▶ What to produce
Tally the lines that hold the word "JSON" and reply with that figure only.
>>>>>
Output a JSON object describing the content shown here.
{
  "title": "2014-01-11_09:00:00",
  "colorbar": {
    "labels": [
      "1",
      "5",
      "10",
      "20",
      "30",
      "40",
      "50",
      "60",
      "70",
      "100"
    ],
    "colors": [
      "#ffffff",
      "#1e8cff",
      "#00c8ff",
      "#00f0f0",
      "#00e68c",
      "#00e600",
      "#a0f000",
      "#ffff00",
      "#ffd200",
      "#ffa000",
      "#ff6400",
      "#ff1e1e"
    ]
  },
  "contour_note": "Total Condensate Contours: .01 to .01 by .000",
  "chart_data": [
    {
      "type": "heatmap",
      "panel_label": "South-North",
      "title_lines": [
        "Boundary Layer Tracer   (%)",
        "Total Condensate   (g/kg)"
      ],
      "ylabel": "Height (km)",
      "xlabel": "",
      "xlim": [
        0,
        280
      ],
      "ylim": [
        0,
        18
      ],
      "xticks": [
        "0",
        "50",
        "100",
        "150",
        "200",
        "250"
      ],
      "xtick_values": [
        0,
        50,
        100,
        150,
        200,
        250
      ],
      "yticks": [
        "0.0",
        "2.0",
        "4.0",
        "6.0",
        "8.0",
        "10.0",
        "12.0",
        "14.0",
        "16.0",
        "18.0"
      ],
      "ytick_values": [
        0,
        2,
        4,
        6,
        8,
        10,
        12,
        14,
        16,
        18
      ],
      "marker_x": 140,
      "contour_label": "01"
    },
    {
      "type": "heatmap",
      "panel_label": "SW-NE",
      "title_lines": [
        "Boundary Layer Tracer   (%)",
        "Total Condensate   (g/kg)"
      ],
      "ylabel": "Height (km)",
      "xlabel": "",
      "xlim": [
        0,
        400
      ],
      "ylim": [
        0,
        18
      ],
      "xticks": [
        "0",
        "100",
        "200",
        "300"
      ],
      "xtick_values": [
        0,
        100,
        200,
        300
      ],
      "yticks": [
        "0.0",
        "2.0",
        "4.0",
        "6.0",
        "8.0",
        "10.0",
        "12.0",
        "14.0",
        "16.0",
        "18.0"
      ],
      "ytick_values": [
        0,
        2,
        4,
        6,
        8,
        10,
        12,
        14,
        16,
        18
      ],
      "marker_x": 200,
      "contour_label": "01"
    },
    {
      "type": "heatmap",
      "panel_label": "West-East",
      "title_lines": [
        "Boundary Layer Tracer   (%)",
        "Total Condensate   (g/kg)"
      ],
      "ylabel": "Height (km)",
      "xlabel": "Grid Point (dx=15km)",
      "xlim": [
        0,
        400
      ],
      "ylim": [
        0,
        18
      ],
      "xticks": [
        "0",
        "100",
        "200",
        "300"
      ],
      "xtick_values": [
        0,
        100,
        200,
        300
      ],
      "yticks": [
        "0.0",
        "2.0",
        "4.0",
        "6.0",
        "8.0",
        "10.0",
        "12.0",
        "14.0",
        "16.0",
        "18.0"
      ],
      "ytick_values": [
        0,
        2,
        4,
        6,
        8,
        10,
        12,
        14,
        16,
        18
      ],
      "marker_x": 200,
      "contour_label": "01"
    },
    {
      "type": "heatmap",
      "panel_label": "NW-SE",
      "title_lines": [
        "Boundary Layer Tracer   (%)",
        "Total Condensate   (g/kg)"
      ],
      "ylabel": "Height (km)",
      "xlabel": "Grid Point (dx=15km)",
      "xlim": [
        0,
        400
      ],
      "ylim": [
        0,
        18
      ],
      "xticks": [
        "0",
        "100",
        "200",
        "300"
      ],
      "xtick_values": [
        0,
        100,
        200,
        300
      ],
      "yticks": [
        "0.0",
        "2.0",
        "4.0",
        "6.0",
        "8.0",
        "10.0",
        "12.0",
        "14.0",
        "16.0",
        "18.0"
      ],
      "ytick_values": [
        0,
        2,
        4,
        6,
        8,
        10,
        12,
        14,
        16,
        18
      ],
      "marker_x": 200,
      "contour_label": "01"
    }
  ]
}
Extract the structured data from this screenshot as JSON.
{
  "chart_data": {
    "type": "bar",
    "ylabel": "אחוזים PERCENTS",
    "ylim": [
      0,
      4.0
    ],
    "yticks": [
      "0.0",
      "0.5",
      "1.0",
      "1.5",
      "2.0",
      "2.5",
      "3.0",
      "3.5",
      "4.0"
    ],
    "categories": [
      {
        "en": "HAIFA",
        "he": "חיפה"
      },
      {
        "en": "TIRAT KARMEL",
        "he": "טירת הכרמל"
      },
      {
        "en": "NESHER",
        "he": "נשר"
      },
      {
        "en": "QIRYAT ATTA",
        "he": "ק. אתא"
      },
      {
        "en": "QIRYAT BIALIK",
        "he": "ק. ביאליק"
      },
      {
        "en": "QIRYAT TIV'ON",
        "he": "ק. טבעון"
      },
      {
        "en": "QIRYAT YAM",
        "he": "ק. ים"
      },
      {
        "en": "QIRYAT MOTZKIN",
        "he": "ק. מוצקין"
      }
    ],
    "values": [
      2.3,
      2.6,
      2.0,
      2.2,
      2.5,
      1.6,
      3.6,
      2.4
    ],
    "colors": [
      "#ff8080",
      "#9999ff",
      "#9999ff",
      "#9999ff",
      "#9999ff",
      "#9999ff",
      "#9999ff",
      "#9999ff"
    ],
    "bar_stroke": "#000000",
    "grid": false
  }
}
<<<<<
▶ Exercise response
2